[Dataset entries on figures]
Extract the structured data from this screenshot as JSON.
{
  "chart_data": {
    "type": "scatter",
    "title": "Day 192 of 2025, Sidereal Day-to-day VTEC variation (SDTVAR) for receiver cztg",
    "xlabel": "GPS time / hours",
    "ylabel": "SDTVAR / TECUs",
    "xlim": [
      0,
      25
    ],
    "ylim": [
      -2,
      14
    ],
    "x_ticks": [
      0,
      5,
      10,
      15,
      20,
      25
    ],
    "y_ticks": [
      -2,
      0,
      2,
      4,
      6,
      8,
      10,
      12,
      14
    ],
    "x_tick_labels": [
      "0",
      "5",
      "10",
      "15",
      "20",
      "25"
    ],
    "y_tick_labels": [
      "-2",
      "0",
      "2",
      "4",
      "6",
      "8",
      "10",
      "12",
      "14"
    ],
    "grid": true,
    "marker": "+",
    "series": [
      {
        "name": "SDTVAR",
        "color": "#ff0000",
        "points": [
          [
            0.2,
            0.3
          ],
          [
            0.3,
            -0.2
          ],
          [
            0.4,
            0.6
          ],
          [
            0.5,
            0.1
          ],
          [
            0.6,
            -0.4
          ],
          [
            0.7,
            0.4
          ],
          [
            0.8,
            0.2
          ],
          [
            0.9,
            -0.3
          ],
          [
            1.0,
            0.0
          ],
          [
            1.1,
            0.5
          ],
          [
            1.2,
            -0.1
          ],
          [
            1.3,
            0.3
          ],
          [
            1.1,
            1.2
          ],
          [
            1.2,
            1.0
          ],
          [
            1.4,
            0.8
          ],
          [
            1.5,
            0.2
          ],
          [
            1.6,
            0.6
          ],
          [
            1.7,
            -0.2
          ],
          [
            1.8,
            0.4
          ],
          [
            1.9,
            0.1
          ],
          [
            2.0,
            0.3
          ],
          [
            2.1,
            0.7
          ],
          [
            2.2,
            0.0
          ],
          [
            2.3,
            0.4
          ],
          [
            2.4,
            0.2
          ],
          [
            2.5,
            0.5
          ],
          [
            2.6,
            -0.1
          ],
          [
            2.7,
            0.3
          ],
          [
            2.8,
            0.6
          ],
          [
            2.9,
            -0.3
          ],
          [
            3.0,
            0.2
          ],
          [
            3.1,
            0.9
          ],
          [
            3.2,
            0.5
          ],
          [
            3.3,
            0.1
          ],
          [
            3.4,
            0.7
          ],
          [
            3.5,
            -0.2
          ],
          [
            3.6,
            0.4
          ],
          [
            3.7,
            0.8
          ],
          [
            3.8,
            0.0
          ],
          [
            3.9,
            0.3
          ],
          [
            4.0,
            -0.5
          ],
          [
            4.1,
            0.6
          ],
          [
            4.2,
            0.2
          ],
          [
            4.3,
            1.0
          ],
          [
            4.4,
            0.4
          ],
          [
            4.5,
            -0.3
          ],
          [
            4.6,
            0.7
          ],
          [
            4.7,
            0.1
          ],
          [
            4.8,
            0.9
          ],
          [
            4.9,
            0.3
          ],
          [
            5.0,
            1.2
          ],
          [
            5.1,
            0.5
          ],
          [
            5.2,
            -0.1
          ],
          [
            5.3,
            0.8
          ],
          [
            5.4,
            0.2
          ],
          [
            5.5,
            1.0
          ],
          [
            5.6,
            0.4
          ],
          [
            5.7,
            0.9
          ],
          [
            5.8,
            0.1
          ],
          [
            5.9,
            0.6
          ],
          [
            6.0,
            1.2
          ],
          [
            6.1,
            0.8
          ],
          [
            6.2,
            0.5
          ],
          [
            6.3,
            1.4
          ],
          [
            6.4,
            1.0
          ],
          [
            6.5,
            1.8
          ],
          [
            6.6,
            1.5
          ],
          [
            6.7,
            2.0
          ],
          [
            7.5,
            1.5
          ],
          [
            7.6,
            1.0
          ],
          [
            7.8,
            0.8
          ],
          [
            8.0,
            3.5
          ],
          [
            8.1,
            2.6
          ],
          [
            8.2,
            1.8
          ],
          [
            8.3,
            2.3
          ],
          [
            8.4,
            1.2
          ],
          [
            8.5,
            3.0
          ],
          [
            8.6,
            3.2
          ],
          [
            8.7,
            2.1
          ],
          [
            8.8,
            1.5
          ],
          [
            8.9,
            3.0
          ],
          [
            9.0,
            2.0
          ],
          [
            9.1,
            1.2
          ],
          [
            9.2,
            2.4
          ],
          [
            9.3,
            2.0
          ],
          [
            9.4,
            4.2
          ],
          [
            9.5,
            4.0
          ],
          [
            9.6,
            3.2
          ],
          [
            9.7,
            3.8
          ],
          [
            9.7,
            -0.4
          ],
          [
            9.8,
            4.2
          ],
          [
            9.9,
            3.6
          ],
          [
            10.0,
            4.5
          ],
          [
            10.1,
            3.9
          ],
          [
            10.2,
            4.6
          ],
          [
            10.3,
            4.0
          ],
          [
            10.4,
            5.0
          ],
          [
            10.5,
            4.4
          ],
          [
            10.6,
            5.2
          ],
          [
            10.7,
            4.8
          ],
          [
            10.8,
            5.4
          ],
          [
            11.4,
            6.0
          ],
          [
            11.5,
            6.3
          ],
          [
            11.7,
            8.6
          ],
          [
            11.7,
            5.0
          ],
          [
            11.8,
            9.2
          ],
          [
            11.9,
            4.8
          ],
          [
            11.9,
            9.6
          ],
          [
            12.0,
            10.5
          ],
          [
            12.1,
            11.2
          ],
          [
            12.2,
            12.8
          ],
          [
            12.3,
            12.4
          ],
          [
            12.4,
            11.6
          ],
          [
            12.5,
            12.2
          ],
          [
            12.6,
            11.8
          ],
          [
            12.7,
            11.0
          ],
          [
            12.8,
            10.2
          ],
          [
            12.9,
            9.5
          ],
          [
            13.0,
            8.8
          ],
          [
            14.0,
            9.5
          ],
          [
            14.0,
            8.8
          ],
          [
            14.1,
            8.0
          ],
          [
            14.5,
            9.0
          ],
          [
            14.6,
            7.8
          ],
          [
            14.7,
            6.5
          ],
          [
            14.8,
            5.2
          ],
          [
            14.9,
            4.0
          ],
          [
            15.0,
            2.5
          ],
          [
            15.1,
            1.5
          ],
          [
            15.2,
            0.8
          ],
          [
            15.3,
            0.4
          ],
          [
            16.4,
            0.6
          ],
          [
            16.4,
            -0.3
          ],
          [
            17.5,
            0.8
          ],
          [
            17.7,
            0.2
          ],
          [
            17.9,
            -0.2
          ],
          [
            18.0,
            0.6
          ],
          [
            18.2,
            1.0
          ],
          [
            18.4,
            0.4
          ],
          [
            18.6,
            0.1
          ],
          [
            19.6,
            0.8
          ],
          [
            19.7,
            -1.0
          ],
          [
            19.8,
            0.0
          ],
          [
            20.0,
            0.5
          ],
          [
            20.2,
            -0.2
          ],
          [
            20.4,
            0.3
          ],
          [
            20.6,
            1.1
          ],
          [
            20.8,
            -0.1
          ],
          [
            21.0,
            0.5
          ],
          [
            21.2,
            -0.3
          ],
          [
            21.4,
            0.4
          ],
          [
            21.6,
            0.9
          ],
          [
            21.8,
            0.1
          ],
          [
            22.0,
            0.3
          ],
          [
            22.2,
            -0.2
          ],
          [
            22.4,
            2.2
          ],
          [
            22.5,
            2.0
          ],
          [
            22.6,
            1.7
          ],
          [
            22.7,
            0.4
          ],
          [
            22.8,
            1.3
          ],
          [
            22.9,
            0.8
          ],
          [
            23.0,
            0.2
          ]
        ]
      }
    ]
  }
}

> Problem description
Please reproduce each line exactly as written.

> Task solution
Extract the structured data from this screenshot as JSON.
{
  "chart_data": {
    "type": "scatter",
    "title": "Day 192 of 2025, Sidereal Day-to-day VTEC variation (SDTVAR) for receiver cztg",
    "xlabel": "GPS time / hours",
    "ylabel": "SDTVAR / TECUs",
    "xlim": [
      0,
      25
    ],
    "ylim": [
      -2,
      14
    ],
    "x_ticks": [
      0,
      5,
      10,
      15,
      20,
      25
    ],
    "y_ticks": [
      -2,
      0,
      2,
      4,
      6,
      8,
      10,
      12,
      14
    ],
    "x_tick_labels": [
      "0",
      "5",
      "10",
      "15",
      "20",
      "25"
    ],
    "y_tick_labels": [
      "-2",
      "0",
      "2",
      "4",
      "6",
      "8",
      "10",
      "12",
      "14"
    ],
    "grid": true,
    "marker": "+",
    "series": [
      {
        "name": "SDTVAR",
        "color": "#ff0000",
        "points": [
          [
            0.2,
            0.3
          ],
          [
            0.3,
            -0.2
          ],
          [
            0.4,
            0.6
          ],
          [
            0.5,
            0.1
          ],
          [
            0.6,
            -0.4
          ],
          [
            0.7,
            0.4
          ],
          [
            0.8,
            0.2
          ],
          [
            0.9,
            -0.3
          ],
          [
            1.0,
            0.0
          ],
          [
            1.1,
            0.5
          ],
          [
            1.2,
            -0.1
          ],
          [
            1.3,
            0.3
          ],
          [
            1.1,
            1.2
          ],
          [
            1.2,
            1.0
          ],
          [
            1.4,
            0.8
          ],
          [
            1.5,
            0.2
          ],
          [
            1.6,
            0.6
          ],
          [
            1.7,
            -0.2
          ],
          [
            1.8,
            0.4
          ],
          [
            1.9,
            0.1
          ],
          [
            2.0,
            0.3
          ],
          [
            2.1,
            0.7
          ],
          [
            2.2,
            0.0
          ],
          [
            2.3,
            0.4
          ],
          [
            2.4,
            0.2
          ],
          [
            2.5,
            0.5
          ],
          [
            2.6,
            -0.1
          ],
          [
            2.7,
            0.3
          ],
          [
            2.8,
            0.6
          ],
          [
            2.9,
            -0.3
          ],
          [
            3.0,
            0.2
          ],
          [
            3.1,
            0.9
          ],
          [
            3.2,
            0.5
          ],
          [
            3.3,
            0.1
          ],
          [
            3.4,
            0.7
          ],
          [
            3.5,
            -0.2
          ],
          [
            3.6,
            0.4
          ],
          [
            3.7,
            0.8
          ],
          [
            3.8,
            0.0
          ],
          [
            3.9,
            0.3
          ],
          [
            4.0,
            -0.5
          ],
          [
            4.1,
            0.6
          ],
          [
            4.2,
            0.2
          ],
          [
            4.3,
            1.0
          ],
          [
            4.4,
            0.4
          ],
          [
            4.5,
            -0.3
          ],
          [
            4.6,
            0.7
          ],
          [
            4.7,
            0.1
          ],
          [
            4.8,
            0.9
          ],
          [
            4.9,
            0.3
          ],
          [
            5.0,
            1.2
          ],
          [
            5.1,
            0.5
          ],
          [
            5.2,
            -0.1
          ],
          [
            5.3,
            0.8
          ],
          [
            5.4,
            0.2
          ],
          [
            5.5,
            1.0
          ],
          [
            5.6,
            0.4
          ],
          [
            5.7,
            0.9
          ],
          [
            5.8,
            0.1
          ],
          [
            5.9,
            0.6
          ],
          [
            6.0,
            1.2
          ],
          [
            6.1,
            0.8
          ],
          [
            6.2,
            0.5
          ],
          [
            6.3,
            1.4
          ],
          [
            6.4,
            1.0
          ],
          [
            6.5,
            1.8
          ],
          [
            6.6,
            1.5
          ],
          [
            6.7,
            2.0
          ],
          [
            7.5,
            1.5
          ],
          [
            7.6,
            1.0
          ],
          [
            7.8,
            0.8
          ],
          [
            8.0,
            3.5
          ],
          [
            8.1,
            2.6
          ],
          [
            8.2,
            1.8
          ],
          [
            8.3,
            2.3
          ],
          [
            8.4,
            1.2
          ],
          [
            8.5,
            3.0
          ],
          [
            8.6,
            3.2
          ],
          [
            8.7,
            2.1
          ],
          [
            8.8,
            1.5
          ],
          [
            8.9,
            3.0
          ],
          [
            9.0,
            2.0
          ],
          [
            9.1,
            1.2
          ],
          [
            9.2,
            2.4
          ],
          [
            9.3,
            2.0
          ],
          [
            9.4,
            4.2
          ],
          [
            9.5,
            4.0
          ],
          [
            9.6,
            3.2
          ],
          [
            9.7,
            3.8
          ],
          [
            9.7,
            -0.4
          ],
          [
            9.8,
            4.2
          ],
          [
            9.9,
            3.6
          ],
          [
            10.0,
            4.5
          ],
          [
            10.1,
            3.9
          ],
          [
            10.2,
            4.6
          ],
          [
            10.3,
            4.0
          ],
          [
            10.4,
            5.0
          ],
          [
            10.5,
            4.4
          ],
          [
            10.6,
            5.2
          ],
          [
            10.7,
            4.8
          ],
          [
            10.8,
            5.4
          ],
          [
            11.4,
            6.0
          ],
          [
            11.5,
            6.3
          ],
          [
            11.7,
            8.6
          ],
          [
            11.7,
            5.0
          ],
          [
            11.8,
            9.2
          ],
          [
            11.9,
            4.8
          ],
          [
            11.9,
            9.6
          ],
          [
            12.0,
            10.5
          ],
          [
            12.1,
            11.2
          ],
          [
            12.2,
            12.8
          ],
          [
            12.3,
            12.4
          ],
          [
            12.4,
            11.6
          ],
          [
            12.5,
            12.2
          ],
          [
            12.6,
            11.8
          ],
          [
            12.7,
            11.0
          ],
          [
            12.8,
            10.2
          ],
          [
            12.9,
            9.5
          ],
          [
            13.0,
            8.8
          ],
          [
            14.0,
            9.5
          ],
          [
            14.0,
            8.8
          ],
          [
            14.1,
            8.0
          ],
          [
            14.5,
            9.0
          ],
          [
            14.6,
            7.8
          ],
          [
            14.7,
            6.5
          ],
          [
            14.8,
            5.2
          ],
          [
            14.9,
            4.0
          ],
          [
            15.0,
            2.5
          ],
          [
            15.1,
            1.5
          ],
          [
            15.2,
            0.8
          ],
          [
            15.3,
            0.4
          ],
          [
            16.4,
            0.6
          ],
          [
            16.4,
            -0.3
          ],
          [
            17.5,
            0.8
          ],
          [
            17.7,
            0.2
          ],
          [
            17.9,
            -0.2
          ],
          [
            18.0,
            0.6
          ],
          [
            18.2,
            1.0
          ],
          [
            18.4,
            0.4
          ],
          [
            18.6,
            0.1
          ],
          [
            19.6,
            0.8
          ],
          [
            19.7,
            -1.0
          ],
          [
            19.8,
            0.0
          ],
          [
            20.0,
            0.5
          ],
          [
            20.2,
            -0.2
          ],
          [
            20.4,
            0.3
          ],
          [
            20.6,
            1.1
          ],
          [
            20.8,
            -0.1
          ],
          [
            21.0,
            0.5
          ],
          [
            21.2,
            -0.3
          ],
          [
            21.4,
            0.4
          ],
          [
            21.6,
            0.9
          ],
          [
            21.8,
            0.1
          ],
          [
            22.0,
            0.3
          ],
          [
            22.2,
            -0.2
          ],
          [
            22.4,
            2.2
          ],
          [
            22.5,
            2.0
          ],
          [
            22.6,
            1.7
          ],
          [
            22.7,
            0.4
          ],
          [
            22.8,
            1.3
          ],
          [
            22.9,
            0.8
          ],
          [
            23.0,
            0.2
          ]
        ]
      }
    ]
  }
}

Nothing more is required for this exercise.